* **Task directions**: Reproduce every line of the listing as written, apart from the pictures.

Saved data entries
━━━━━━━━━━
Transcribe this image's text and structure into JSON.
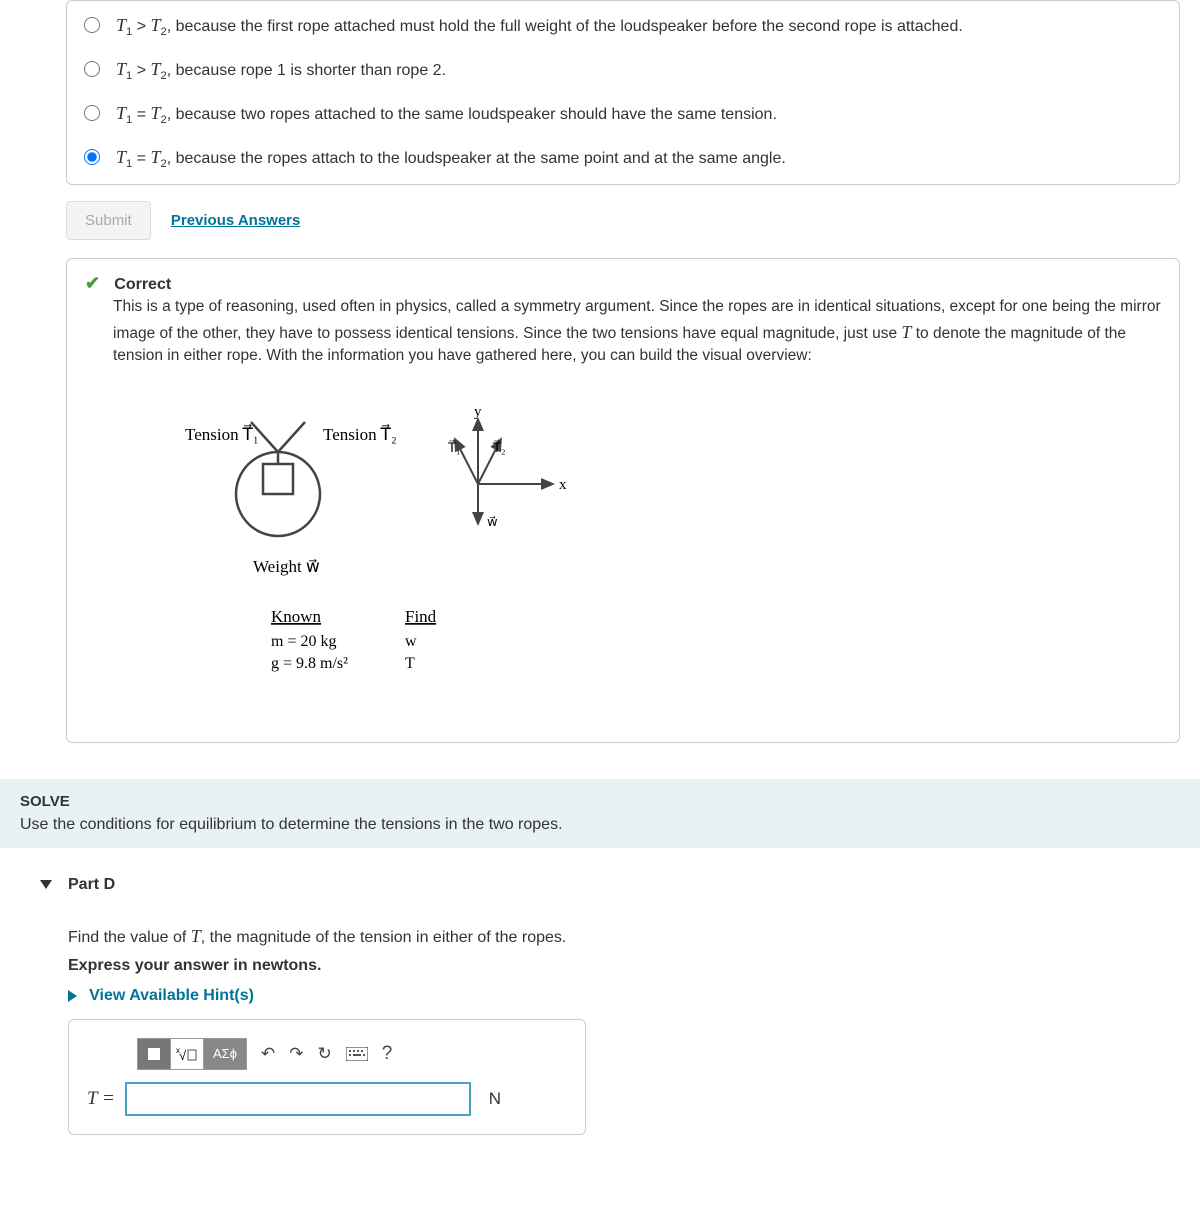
{
  "options": {
    "opt1": "<span class='math-ital'>T</span><span class='sub'>1</span> &gt; <span class='math-ital'>T</span><span class='sub'>2</span>, because the first rope attached must hold the full weight of the loudspeaker before the second rope is attached.",
    "opt2": "<span class='math-ital'>T</span><span class='sub'>1</span> &gt; <span class='math-ital'>T</span><span class='sub'>2</span>, because rope 1 is shorter than rope 2.",
    "opt3": "<span class='math-ital'>T</span><span class='sub'>1</span> = <span class='math-ital'>T</span><span class='sub'>2</span>, because two ropes attached to the same loudspeaker should have the same tension.",
    "opt4": "<span class='math-ital'>T</span><span class='sub'>1</span> = <span class='math-ital'>T</span><span class='sub'>2</span>, because the ropes attach to the loudspeaker at the same point and at the same angle.",
    "selected": 4
  },
  "actions": {
    "submit_label": "Submit",
    "prev_label": "Previous Answers"
  },
  "feedback": {
    "title": "Correct",
    "body": "This is a type of reasoning, used often in physics, called a symmetry argument. Since the ropes are in identical situations, except for one being the mirror image of the other, they have to possess identical tensions. Since the two tensions have equal magnitude, just use <span class='math-ital'>T</span> to denote the magnitude of the tension in either rope. With the information you have gathered here, you can build the visual overview:"
  },
  "diagram": {
    "t1_label": "Tension T₁",
    "t2_label": "Tension T₂",
    "weight_label": "Weight w",
    "y_label": "y",
    "x_label": "x",
    "t1v": "T₁",
    "t2v": "T₂",
    "wv": "w",
    "known_title": "Known",
    "known_m": "m = 20 kg",
    "known_g": "g = 9.8 m/s²",
    "find_title": "Find",
    "find_w": "w",
    "find_t": "T",
    "colors": {
      "line": "#444",
      "bg": "#fff"
    }
  },
  "solve": {
    "title": "SOLVE",
    "text": "Use the conditions for equilibrium to determine the tensions in the two ropes."
  },
  "partD": {
    "title": "Part D",
    "prompt": "Find the value of <span class='math-ital'>T</span>, the magnitude of the tension in either of the ropes.",
    "express": "Express your answer in newtons.",
    "hints": "View Available Hint(s)",
    "eq_label": "T =",
    "unit": "N",
    "input_value": ""
  },
  "toolbar": {
    "templates": "■",
    "sqrt": "√",
    "greek": "ΑΣϕ",
    "undo": "↶",
    "redo": "↷",
    "reset": "↻",
    "keyboard": "⌨",
    "help": "?"
  }
}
━━━━━━━━━━
* **Answer for the task**:
Transcribe this image's text and structure into JSON.
{
  "options": {
    "opt1": "<span class='math-ital'>T</span><span class='sub'>1</span> &gt; <span class='math-ital'>T</span><span class='sub'>2</span>, because the first rope attached must hold the full weight of the loudspeaker before the second rope is attached.",
    "opt2": "<span class='math-ital'>T</span><span class='sub'>1</span> &gt; <span class='math-ital'>T</span><span class='sub'>2</span>, because rope 1 is shorter than rope 2.",
    "opt3": "<span class='math-ital'>T</span><span class='sub'>1</span> = <span class='math-ital'>T</span><span class='sub'>2</span>, because two ropes attached to the same loudspeaker should have the same tension.",
    "opt4": "<span class='math-ital'>T</span><span class='sub'>1</span> = <span class='math-ital'>T</span><span class='sub'>2</span>, because the ropes attach to the loudspeaker at the same point and at the same angle.",
    "selected": 4
  },
  "actions": {
    "submit_label": "Submit",
    "prev_label": "Previous Answers"
  },
  "feedback": {
    "title": "Correct",
    "body": "This is a type of reasoning, used often in physics, called a symmetry argument. Since the ropes are in identical situations, except for one being the mirror image of the other, they have to possess identical tensions. Since the two tensions have equal magnitude, just use <span class='math-ital'>T</span> to denote the magnitude of the tension in either rope. With the information you have gathered here, you can build the visual overview:"
  },
  "diagram": {
    "t1_label": "Tension T₁",
    "t2_label": "Tension T₂",
    "weight_label": "Weight w",
    "y_label": "y",
    "x_label": "x",
    "t1v": "T₁",
    "t2v": "T₂",
    "wv": "w",
    "known_title": "Known",
    "known_m": "m = 20 kg",
    "known_g": "g = 9.8 m/s²",
    "find_title": "Find",
    "find_w": "w",
    "find_t": "T",
    "colors": {
      "line": "#444",
      "bg": "#fff"
    }
  },
  "solve": {
    "title": "SOLVE",
    "text": "Use the conditions for equilibrium to determine the tensions in the two ropes."
  },
  "partD": {
    "title": "Part D",
    "prompt": "Find the value of <span class='math-ital'>T</span>, the magnitude of the tension in either of the ropes.",
    "express": "Express your answer in newtons.",
    "hints": "View Available Hint(s)",
    "eq_label": "T =",
    "unit": "N",
    "input_value": ""
  },
  "toolbar": {
    "templates": "■",
    "sqrt": "√",
    "greek": "ΑΣϕ",
    "undo": "↶",
    "redo": "↷",
    "reset": "↻",
    "keyboard": "⌨",
    "help": "?"
  }
}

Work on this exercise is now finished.